:: The exercise ::
Print every line of the listing exactly, please.

>> Start

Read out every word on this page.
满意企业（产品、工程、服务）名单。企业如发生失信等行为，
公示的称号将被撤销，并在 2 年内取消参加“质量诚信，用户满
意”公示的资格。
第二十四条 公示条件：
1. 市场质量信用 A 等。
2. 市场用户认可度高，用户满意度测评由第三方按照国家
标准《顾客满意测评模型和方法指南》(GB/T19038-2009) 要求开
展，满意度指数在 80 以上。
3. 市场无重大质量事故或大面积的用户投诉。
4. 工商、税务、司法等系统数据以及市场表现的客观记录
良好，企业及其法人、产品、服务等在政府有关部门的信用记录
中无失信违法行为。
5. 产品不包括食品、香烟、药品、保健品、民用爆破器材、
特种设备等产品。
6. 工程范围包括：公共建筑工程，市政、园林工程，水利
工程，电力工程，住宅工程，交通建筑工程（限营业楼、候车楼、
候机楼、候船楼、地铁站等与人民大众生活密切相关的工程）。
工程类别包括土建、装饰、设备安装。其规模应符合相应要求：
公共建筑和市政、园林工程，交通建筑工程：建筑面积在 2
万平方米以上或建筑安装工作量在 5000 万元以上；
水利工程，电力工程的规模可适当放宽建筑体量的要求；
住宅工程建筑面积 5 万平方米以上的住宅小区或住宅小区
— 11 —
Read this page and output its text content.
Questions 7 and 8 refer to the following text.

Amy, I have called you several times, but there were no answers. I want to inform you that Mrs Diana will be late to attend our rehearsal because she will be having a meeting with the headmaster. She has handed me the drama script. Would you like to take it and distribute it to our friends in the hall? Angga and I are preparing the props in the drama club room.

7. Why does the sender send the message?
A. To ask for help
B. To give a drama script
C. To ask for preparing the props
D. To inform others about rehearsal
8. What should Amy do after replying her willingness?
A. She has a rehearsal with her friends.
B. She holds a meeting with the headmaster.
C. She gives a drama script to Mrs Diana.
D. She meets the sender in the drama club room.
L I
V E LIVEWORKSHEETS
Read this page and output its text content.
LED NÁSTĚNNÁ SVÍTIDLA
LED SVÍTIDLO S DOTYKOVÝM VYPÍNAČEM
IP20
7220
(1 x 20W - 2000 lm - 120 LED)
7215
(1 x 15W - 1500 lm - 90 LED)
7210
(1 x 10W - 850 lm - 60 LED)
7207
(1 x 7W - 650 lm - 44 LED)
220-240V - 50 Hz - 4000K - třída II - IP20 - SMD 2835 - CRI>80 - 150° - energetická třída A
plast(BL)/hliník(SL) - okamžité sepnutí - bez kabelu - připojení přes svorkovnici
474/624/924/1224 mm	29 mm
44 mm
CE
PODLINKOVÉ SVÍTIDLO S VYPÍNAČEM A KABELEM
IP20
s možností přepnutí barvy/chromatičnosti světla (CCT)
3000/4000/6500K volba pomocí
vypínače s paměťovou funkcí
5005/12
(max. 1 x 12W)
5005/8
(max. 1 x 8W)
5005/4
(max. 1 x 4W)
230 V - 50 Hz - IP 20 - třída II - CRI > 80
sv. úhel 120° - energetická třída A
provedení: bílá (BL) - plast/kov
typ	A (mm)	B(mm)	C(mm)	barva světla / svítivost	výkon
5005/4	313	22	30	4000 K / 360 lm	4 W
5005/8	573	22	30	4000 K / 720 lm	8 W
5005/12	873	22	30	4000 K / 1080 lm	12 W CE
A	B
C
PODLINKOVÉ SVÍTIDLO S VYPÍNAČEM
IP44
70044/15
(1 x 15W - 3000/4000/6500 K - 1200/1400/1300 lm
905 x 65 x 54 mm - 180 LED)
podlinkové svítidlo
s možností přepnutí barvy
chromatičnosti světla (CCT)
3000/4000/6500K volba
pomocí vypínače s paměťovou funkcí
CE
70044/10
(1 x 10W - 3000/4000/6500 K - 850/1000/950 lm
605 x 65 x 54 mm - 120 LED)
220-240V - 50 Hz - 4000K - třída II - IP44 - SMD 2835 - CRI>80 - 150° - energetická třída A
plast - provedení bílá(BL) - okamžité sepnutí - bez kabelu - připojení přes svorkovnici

>> End

:: Full answer ::
Read out every word on this page.
满意企业（产品、工程、服务）名单。企业如发生失信等行为，
公示的称号将被撤销，并在 2 年内取消参加“质量诚信，用户满
意”公示的资格。
第二十四条 公示条件：
1. 市场质量信用 A 等。
2. 市场用户认可度高，用户满意度测评由第三方按照国家
标准《顾客满意测评模型和方法指南》(GB/T19038-2009) 要求开
展，满意度指数在 80 以上。
3. 市场无重大质量事故或大面积的用户投诉。
4. 工商、税务、司法等系统数据以及市场表现的客观记录
良好，企业及其法人、产品、服务等在政府有关部门的信用记录
中无失信违法行为。
5. 产品不包括食品、香烟、药品、保健品、民用爆破器材、
特种设备等产品。
6. 工程范围包括：公共建筑工程，市政、园林工程，水利
工程，电力工程，住宅工程，交通建筑工程（限营业楼、候车楼、
候机楼、候船楼、地铁站等与人民大众生活密切相关的工程）。
工程类别包括土建、装饰、设备安装。其规模应符合相应要求：
公共建筑和市政、园林工程，交通建筑工程：建筑面积在 2
万平方米以上或建筑安装工作量在 5000 万元以上；
水利工程，电力工程的规模可适当放宽建筑体量的要求；
住宅工程建筑面积 5 万平方米以上的住宅小区或住宅小区
— 11 —
Read this page and output its text content.
Questions 7 and 8 refer to the following text.

Amy, I have called you several times, but there were no answers. I want to inform you that Mrs Diana will be late to attend our rehearsal because she will be having a meeting with the headmaster. She has handed me the drama script. Would you like to take it and distribute it to our friends in the hall? Angga and I are preparing the props in the drama club room.

7. Why does the sender send the message?
A. To ask for help
B. To give a drama script
C. To ask for preparing the props
D. To inform others about rehearsal
8. What should Amy do after replying her willingness?
A. She has a rehearsal with her friends.
B. She holds a meeting with the headmaster.
C. She gives a drama script to Mrs Diana.
D. She meets the sender in the drama club room.
L I
V E LIVEWORKSHEETS
Read this page and output its text content.
LED NÁSTĚNNÁ SVÍTIDLA
LED SVÍTIDLO S DOTYKOVÝM VYPÍNAČEM
IP20
7220
(1 x 20W - 2000 lm - 120 LED)
7215
(1 x 15W - 1500 lm - 90 LED)
7210
(1 x 10W - 850 lm - 60 LED)
7207
(1 x 7W - 650 lm - 44 LED)
220-240V - 50 Hz - 4000K - třída II - IP20 - SMD 2835 - CRI>80 - 150° - energetická třída A
plast(BL)/hliník(SL) - okamžité sepnutí - bez kabelu - připojení přes svorkovnici
474/624/924/1224 mm	29 mm
44 mm
CE
PODLINKOVÉ SVÍTIDLO S VYPÍNAČEM A KABELEM
IP20
s možností přepnutí barvy/chromatičnosti světla (CCT)
3000/4000/6500K volba pomocí
vypínače s paměťovou funkcí
5005/12
(max. 1 x 12W)
5005/8
(max. 1 x 8W)
5005/4
(max. 1 x 4W)
230 V - 50 Hz - IP 20 - třída II - CRI > 80
sv. úhel 120° - energetická třída A
provedení: bílá (BL) - plast/kov
typ	A (mm)	B(mm)	C(mm)	barva světla / svítivost	výkon
5005/4	313	22	30	4000 K / 360 lm	4 W
5005/8	573	22	30	4000 K / 720 lm	8 W
5005/12	873	22	30	4000 K / 1080 lm	12 W CE
A	B
C
PODLINKOVÉ SVÍTIDLO S VYPÍNAČEM
IP44
70044/15
(1 x 15W - 3000/4000/6500 K - 1200/1400/1300 lm
905 x 65 x 54 mm - 180 LED)
podlinkové svítidlo
s možností přepnutí barvy
chromatičnosti světla (CCT)
3000/4000/6500K volba
pomocí vypínače s paměťovou funkcí
CE
70044/10
(1 x 10W - 3000/4000/6500 K - 850/1000/950 lm
605 x 65 x 54 mm - 120 LED)
220-240V - 50 Hz - 4000K - třída II - IP44 - SMD 2835 - CRI>80 - 150° - energetická třída A
plast - provedení bílá(BL) - okamžité sepnutí - bez kabelu - připojení přes svorkovnici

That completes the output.